[Start of TASK INPUT]

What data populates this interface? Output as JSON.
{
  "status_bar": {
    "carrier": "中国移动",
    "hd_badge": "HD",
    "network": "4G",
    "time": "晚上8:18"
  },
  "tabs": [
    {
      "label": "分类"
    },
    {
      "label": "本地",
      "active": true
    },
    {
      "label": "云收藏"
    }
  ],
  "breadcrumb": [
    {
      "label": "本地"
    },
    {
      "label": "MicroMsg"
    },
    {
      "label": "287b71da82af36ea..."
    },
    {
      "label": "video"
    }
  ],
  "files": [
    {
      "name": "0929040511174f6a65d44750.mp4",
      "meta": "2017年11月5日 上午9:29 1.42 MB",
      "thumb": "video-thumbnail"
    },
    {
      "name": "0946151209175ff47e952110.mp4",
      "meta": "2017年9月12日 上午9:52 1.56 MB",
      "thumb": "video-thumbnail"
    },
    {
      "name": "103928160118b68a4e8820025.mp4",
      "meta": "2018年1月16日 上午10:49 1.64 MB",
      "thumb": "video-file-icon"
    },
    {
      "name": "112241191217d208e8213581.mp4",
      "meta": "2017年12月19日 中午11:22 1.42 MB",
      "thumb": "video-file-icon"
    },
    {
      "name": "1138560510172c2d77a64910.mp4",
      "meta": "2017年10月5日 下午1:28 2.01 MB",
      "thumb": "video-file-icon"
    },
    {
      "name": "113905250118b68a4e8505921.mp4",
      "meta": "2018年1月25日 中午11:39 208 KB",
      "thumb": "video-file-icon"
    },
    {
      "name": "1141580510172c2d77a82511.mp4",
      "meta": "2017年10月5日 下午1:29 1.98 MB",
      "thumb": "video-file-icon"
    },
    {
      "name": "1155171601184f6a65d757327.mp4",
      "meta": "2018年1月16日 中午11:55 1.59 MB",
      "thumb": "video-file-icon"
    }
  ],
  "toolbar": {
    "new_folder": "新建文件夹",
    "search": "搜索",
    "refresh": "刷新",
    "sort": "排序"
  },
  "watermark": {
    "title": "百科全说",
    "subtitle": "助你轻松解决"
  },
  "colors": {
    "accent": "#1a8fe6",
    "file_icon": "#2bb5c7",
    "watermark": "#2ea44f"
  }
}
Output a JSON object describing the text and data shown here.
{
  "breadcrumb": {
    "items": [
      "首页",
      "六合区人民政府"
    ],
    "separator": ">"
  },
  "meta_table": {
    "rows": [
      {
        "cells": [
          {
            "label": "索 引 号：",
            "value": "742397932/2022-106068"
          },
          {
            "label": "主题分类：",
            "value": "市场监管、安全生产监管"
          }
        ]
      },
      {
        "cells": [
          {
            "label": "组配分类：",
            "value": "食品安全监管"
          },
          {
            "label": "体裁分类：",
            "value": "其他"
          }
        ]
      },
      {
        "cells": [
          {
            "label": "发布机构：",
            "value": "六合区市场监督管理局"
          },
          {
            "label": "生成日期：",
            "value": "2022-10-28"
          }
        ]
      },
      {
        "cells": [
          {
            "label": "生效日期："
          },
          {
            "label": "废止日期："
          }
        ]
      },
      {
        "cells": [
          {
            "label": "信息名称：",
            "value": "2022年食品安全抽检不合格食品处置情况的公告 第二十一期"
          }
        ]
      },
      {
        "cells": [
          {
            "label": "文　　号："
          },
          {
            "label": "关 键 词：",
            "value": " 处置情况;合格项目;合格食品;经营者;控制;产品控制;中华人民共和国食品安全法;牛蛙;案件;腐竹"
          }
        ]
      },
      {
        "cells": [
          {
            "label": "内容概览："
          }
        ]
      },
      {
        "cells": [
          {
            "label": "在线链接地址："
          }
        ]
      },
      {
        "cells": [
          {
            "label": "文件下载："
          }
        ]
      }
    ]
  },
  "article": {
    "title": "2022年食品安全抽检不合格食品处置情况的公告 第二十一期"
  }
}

[End of TASK INPUT]

▶ WRITTEN INSTRUCTION:
Restate the data above word for word.

▶ WRITTEN REPLY:
What data populates this interface? Output as JSON.
{
  "status_bar": {
    "carrier": "中国移动",
    "hd_badge": "HD",
    "network": "4G",
    "time": "晚上8:18"
  },
  "tabs": [
    {
      "label": "分类"
    },
    {
      "label": "本地",
      "active": true
    },
    {
      "label": "云收藏"
    }
  ],
  "breadcrumb": [
    {
      "label": "本地"
    },
    {
      "label": "MicroMsg"
    },
    {
      "label": "287b71da82af36ea..."
    },
    {
      "label": "video"
    }
  ],
  "files": [
    {
      "name": "0929040511174f6a65d44750.mp4",
      "meta": "2017年11月5日 上午9:29 1.42 MB",
      "thumb": "video-thumbnail"
    },
    {
      "name": "0946151209175ff47e952110.mp4",
      "meta": "2017年9月12日 上午9:52 1.56 MB",
      "thumb": "video-thumbnail"
    },
    {
      "name": "103928160118b68a4e8820025.mp4",
      "meta": "2018年1月16日 上午10:49 1.64 MB",
      "thumb": "video-file-icon"
    },
    {
      "name": "112241191217d208e8213581.mp4",
      "meta": "2017年12月19日 中午11:22 1.42 MB",
      "thumb": "video-file-icon"
    },
    {
      "name": "1138560510172c2d77a64910.mp4",
      "meta": "2017年10月5日 下午1:28 2.01 MB",
      "thumb": "video-file-icon"
    },
    {
      "name": "113905250118b68a4e8505921.mp4",
      "meta": "2018年1月25日 中午11:39 208 KB",
      "thumb": "video-file-icon"
    },
    {
      "name": "1141580510172c2d77a82511.mp4",
      "meta": "2017年10月5日 下午1:29 1.98 MB",
      "thumb": "video-file-icon"
    },
    {
      "name": "1155171601184f6a65d757327.mp4",
      "meta": "2018年1月16日 中午11:55 1.59 MB",
      "thumb": "video-file-icon"
    }
  ],
  "toolbar": {
    "new_folder": "新建文件夹",
    "search": "搜索",
    "refresh": "刷新",
    "sort": "排序"
  },
  "watermark": {
    "title": "百科全说",
    "subtitle": "助你轻松解决"
  },
  "colors": {
    "accent": "#1a8fe6",
    "file_icon": "#2bb5c7",
    "watermark": "#2ea44f"
  }
}
Output a JSON object describing the text and data shown here.
{
  "breadcrumb": {
    "items": [
      "首页",
      "六合区人民政府"
    ],
    "separator": ">"
  },
  "meta_table": {
    "rows": [
      {
        "cells": [
          {
            "label": "索 引 号：",
            "value": "742397932/2022-106068"
          },
          {
            "label": "主题分类：",
            "value": "市场监管、安全生产监管"
          }
        ]
      },
      {
        "cells": [
          {
            "label": "组配分类：",
            "value": "食品安全监管"
          },
          {
            "label": "体裁分类：",
            "value": "其他"
          }
        ]
      },
      {
        "cells": [
          {
            "label": "发布机构：",
            "value": "六合区市场监督管理局"
          },
          {
            "label": "生成日期：",
            "value": "2022-10-28"
          }
        ]
      },
      {
        "cells": [
          {
            "label": "生效日期："
          },
          {
            "label": "废止日期："
          }
        ]
      },
      {
        "cells": [
          {
            "label": "信息名称：",
            "value": "2022年食品安全抽检不合格食品处置情况的公告 第二十一期"
          }
        ]
      },
      {
        "cells": [
          {
            "label": "文　　号："
          },
          {
            "label": "关 键 词：",
            "value": " 处置情况;合格项目;合格食品;经营者;控制;产品控制;中华人民共和国食品安全法;牛蛙;案件;腐竹"
          }
        ]
      },
      {
        "cells": [
          {
            "label": "内容概览："
          }
        ]
      },
      {
        "cells": [
          {
            "label": "在线链接地址："
          }
        ]
      },
      {
        "cells": [
          {
            "label": "文件下载："
          }
        ]
      }
    ]
  },
  "article": {
    "title": "2022年食品安全抽检不合格食品处置情况的公告 第二十一期"
  }
}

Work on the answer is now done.